# AIM
Gather up the lines with the word "true" in them.

[Dataset records]
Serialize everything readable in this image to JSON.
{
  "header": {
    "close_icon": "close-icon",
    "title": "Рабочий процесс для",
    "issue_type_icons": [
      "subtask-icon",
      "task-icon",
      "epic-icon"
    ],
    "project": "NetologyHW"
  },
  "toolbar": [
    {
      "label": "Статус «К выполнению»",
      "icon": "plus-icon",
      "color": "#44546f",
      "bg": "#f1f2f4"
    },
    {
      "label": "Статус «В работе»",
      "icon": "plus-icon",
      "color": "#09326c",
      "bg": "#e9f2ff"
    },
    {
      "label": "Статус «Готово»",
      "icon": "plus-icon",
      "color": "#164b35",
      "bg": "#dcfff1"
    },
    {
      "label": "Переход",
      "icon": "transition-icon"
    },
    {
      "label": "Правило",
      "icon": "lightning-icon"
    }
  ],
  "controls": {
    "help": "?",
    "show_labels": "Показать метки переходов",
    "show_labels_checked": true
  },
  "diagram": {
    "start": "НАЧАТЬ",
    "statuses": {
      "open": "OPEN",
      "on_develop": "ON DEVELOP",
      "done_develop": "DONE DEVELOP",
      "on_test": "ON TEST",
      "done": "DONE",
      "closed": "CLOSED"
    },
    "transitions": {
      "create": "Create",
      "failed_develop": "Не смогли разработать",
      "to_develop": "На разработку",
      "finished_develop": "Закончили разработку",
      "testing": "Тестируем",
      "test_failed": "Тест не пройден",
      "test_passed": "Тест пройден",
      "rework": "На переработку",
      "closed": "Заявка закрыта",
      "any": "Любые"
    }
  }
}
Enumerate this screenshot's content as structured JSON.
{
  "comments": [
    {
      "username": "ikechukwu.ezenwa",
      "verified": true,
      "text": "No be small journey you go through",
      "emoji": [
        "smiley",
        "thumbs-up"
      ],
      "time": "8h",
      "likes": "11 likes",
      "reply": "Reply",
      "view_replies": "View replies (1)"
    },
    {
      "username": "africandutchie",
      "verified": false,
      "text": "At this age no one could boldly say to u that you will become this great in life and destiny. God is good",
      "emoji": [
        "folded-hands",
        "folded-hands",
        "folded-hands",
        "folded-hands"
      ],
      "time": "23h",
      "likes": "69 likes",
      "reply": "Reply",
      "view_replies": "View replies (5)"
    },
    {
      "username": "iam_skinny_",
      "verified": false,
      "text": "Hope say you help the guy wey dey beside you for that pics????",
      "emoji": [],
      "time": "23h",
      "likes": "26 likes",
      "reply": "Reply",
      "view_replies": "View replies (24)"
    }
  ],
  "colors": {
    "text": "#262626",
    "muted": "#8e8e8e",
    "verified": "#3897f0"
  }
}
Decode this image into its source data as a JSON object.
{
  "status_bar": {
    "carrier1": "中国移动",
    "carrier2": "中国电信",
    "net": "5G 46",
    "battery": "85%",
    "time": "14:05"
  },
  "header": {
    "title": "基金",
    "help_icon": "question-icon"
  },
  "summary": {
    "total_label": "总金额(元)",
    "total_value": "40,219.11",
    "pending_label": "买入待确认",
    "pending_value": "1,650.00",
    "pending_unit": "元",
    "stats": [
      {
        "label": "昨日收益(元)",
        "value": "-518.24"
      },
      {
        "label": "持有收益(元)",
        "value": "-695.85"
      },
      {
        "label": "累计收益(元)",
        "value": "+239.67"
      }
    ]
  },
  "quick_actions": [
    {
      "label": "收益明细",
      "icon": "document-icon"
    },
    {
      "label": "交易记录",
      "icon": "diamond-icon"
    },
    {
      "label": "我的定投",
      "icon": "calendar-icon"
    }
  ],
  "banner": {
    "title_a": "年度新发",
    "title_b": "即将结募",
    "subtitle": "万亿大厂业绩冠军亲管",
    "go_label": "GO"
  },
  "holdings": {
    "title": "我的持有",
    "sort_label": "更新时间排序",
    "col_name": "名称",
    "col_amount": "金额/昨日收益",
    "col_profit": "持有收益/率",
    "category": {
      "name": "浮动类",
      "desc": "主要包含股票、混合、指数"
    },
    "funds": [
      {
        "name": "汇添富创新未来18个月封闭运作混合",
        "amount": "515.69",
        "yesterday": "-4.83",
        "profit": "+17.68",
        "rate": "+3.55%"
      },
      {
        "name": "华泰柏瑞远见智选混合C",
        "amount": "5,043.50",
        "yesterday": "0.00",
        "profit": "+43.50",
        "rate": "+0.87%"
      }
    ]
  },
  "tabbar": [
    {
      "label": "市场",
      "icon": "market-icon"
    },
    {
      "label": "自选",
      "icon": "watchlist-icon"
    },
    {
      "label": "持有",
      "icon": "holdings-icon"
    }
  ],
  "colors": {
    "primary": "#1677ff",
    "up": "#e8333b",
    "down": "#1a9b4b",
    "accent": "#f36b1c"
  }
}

# EXERCISE RESULT
    "show_labels_checked": true
      "verified": true,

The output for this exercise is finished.